▶ **Task prompt**
Look through the material and copy each line holding "Zeit".
+++ Given data
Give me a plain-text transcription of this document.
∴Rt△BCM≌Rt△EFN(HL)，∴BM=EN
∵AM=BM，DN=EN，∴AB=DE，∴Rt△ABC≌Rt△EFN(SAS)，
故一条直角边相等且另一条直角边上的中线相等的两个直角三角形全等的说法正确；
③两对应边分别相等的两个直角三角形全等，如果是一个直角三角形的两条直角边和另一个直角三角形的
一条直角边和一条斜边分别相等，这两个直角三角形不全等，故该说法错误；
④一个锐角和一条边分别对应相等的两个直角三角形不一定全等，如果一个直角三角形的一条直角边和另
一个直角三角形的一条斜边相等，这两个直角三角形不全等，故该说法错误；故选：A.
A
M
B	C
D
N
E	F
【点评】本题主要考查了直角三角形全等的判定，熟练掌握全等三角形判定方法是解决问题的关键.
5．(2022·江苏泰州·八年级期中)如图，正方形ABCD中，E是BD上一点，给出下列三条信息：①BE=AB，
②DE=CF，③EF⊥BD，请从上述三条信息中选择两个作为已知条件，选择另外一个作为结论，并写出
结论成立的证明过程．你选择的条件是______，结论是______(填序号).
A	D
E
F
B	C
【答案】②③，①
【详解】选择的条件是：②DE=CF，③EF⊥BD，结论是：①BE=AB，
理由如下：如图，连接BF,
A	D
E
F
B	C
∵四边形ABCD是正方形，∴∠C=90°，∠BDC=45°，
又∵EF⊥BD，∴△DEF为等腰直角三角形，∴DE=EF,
++++++
+++ Given data
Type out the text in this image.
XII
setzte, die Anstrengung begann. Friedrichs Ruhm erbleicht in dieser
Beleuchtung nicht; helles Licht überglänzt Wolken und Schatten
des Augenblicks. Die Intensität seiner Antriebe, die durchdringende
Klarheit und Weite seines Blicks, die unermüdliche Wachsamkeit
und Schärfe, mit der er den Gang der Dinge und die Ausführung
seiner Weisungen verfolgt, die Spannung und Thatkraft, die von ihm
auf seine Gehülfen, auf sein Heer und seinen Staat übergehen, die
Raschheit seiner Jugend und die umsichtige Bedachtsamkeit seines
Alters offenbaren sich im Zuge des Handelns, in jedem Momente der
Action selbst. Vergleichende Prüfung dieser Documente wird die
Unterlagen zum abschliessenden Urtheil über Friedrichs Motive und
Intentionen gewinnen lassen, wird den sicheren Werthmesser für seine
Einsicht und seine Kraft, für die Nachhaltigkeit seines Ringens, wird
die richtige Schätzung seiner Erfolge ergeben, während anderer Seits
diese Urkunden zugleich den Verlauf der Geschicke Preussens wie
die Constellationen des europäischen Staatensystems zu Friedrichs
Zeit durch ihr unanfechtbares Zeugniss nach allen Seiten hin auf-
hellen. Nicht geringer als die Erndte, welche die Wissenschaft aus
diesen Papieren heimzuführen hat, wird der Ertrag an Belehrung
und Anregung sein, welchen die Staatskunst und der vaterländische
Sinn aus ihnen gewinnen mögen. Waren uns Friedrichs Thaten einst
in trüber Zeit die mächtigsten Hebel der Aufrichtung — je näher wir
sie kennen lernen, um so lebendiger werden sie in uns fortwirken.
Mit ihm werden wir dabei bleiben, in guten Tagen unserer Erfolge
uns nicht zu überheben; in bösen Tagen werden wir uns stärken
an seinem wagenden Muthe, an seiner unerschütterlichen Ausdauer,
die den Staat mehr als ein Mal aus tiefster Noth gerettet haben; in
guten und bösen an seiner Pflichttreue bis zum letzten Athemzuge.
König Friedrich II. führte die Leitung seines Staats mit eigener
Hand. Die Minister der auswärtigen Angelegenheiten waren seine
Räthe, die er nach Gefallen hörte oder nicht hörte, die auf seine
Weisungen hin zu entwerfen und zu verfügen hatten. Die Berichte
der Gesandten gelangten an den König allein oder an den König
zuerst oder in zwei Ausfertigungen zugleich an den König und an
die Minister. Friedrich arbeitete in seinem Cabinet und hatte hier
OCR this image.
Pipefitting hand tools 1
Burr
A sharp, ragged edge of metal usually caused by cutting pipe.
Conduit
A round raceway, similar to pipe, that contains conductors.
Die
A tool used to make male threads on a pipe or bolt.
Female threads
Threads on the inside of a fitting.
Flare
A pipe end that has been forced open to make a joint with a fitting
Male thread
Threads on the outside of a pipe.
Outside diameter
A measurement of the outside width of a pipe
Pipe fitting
++++++
+++ Given data
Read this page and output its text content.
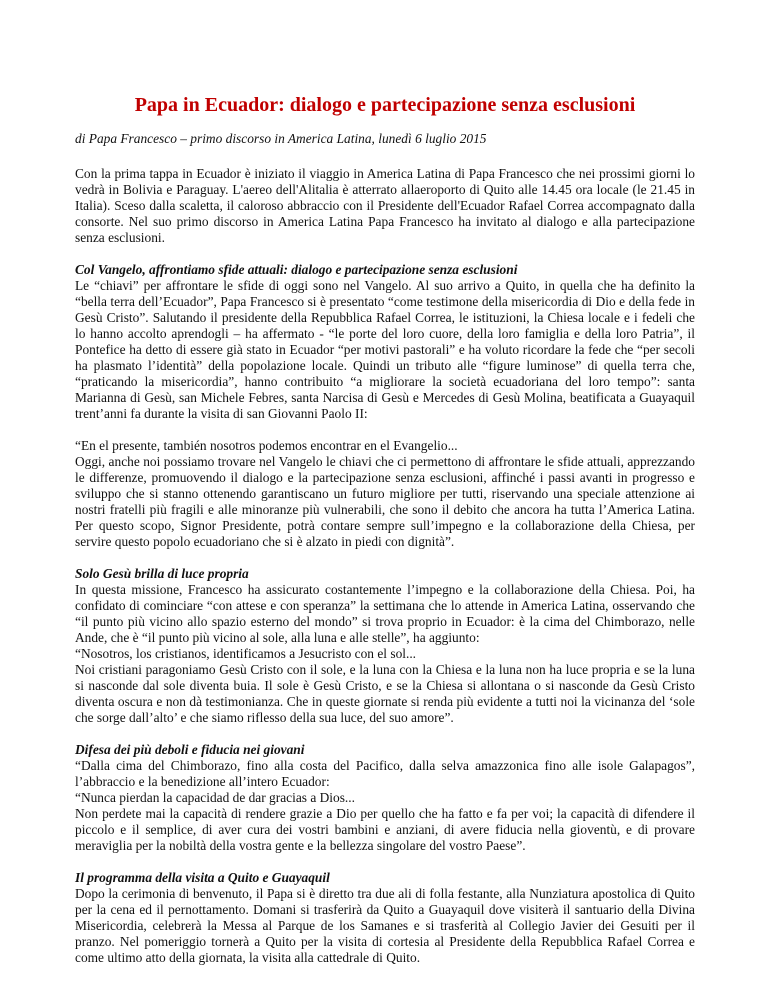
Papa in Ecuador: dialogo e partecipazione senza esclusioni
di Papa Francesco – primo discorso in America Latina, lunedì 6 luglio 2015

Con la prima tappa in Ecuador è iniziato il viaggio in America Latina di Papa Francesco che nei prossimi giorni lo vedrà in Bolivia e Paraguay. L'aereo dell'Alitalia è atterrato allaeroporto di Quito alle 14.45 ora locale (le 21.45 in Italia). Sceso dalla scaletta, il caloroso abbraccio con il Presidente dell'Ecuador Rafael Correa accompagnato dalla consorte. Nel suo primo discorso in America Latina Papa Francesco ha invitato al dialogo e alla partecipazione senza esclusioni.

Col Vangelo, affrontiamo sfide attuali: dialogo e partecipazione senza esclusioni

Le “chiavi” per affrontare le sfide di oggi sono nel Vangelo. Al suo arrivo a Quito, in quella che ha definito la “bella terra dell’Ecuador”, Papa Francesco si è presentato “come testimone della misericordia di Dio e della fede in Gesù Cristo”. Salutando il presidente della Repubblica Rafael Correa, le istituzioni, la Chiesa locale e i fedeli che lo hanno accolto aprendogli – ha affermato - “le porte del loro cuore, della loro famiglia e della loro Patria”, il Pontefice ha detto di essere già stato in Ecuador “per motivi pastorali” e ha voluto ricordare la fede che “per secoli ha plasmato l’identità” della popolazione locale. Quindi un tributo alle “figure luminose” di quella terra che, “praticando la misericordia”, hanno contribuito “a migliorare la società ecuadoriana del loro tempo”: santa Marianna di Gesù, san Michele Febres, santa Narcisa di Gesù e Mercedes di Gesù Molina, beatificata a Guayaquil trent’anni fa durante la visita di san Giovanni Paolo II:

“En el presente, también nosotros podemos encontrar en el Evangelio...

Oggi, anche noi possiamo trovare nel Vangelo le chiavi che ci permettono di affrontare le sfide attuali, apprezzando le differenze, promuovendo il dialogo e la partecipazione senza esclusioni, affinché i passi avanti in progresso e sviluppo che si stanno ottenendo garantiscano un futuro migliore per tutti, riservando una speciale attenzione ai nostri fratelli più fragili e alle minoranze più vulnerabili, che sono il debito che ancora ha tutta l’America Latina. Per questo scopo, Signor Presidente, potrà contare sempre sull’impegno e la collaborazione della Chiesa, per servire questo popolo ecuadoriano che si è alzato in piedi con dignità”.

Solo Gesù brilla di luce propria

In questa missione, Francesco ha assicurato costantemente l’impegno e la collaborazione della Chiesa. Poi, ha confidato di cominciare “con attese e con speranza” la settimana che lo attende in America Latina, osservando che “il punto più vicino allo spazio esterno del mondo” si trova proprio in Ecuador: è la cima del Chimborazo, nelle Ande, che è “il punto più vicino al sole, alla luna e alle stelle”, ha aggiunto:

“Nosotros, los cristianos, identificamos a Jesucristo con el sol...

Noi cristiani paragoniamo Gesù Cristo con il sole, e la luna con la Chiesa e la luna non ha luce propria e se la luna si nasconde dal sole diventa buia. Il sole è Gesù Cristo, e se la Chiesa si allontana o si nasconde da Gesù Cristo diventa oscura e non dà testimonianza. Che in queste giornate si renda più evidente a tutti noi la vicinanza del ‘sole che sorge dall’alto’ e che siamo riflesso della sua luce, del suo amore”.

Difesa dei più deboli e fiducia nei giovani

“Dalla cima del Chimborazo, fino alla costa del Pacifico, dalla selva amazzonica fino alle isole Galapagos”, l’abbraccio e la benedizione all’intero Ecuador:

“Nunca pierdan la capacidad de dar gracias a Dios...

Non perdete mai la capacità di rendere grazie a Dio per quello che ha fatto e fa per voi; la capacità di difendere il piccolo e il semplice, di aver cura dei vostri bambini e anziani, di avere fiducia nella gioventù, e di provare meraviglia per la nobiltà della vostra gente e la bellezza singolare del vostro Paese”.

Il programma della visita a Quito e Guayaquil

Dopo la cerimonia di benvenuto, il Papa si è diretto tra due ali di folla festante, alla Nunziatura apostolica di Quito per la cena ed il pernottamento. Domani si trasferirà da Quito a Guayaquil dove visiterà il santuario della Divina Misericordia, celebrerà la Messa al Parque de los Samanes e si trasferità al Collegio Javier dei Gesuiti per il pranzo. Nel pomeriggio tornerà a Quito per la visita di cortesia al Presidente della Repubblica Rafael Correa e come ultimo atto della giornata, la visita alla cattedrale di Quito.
++++++
▶ **The completed task**
Zeit durch ihr unanfechtbares Zeugniss nach allen Seiten hin auf-
in trüber Zeit die mächtigsten Hebel der Aufrichtung — je näher wir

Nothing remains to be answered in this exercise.